▶ **SHORT PROBLEM**:
Exactly as given, repeat all of the entries.
★ ★ ★ ★ ★ ★ ★
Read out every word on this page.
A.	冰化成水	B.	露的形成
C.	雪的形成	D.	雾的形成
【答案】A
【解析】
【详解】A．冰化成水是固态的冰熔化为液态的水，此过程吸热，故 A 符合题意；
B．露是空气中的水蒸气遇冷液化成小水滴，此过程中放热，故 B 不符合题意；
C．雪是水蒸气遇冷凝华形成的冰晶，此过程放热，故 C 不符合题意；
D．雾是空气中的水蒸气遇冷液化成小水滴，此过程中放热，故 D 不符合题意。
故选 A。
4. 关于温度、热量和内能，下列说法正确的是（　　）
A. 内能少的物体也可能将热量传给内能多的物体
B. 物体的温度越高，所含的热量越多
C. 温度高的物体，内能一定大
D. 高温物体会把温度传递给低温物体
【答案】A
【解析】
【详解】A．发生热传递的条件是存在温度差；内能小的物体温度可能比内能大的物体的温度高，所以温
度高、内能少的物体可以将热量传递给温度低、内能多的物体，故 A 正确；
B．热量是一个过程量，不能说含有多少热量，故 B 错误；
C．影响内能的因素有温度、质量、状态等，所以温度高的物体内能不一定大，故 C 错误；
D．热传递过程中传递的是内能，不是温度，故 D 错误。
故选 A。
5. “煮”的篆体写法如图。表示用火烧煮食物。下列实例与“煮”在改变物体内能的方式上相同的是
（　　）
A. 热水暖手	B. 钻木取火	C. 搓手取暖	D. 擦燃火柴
★ ★ ★ ★ ★ ★ ★
▶ **SOLUTION TO THIS TASK**:
Read out every word on this page.
A.	冰化成水	B.	露的形成
C.	雪的形成	D.	雾的形成
【答案】A
【解析】
【详解】A．冰化成水是固态的冰熔化为液态的水，此过程吸热，故 A 符合题意；
B．露是空气中的水蒸气遇冷液化成小水滴，此过程中放热，故 B 不符合题意；
C．雪是水蒸气遇冷凝华形成的冰晶，此过程放热，故 C 不符合题意；
D．雾是空气中的水蒸气遇冷液化成小水滴，此过程中放热，故 D 不符合题意。
故选 A。
4. 关于温度、热量和内能，下列说法正确的是（　　）
A. 内能少的物体也可能将热量传给内能多的物体
B. 物体的温度越高，所含的热量越多
C. 温度高的物体，内能一定大
D. 高温物体会把温度传递给低温物体
【答案】A
【解析】
【详解】A．发生热传递的条件是存在温度差；内能小的物体温度可能比内能大的物体的温度高，所以温
度高、内能少的物体可以将热量传递给温度低、内能多的物体，故 A 正确；
B．热量是一个过程量，不能说含有多少热量，故 B 错误；
C．影响内能的因素有温度、质量、状态等，所以温度高的物体内能不一定大，故 C 错误；
D．热传递过程中传递的是内能，不是温度，故 D 错误。
故选 A。
5. “煮”的篆体写法如图。表示用火烧煮食物。下列实例与“煮”在改变物体内能的方式上相同的是
（　　）
A. 热水暖手	B. 钻木取火	C. 搓手取暖	D. 擦燃火柴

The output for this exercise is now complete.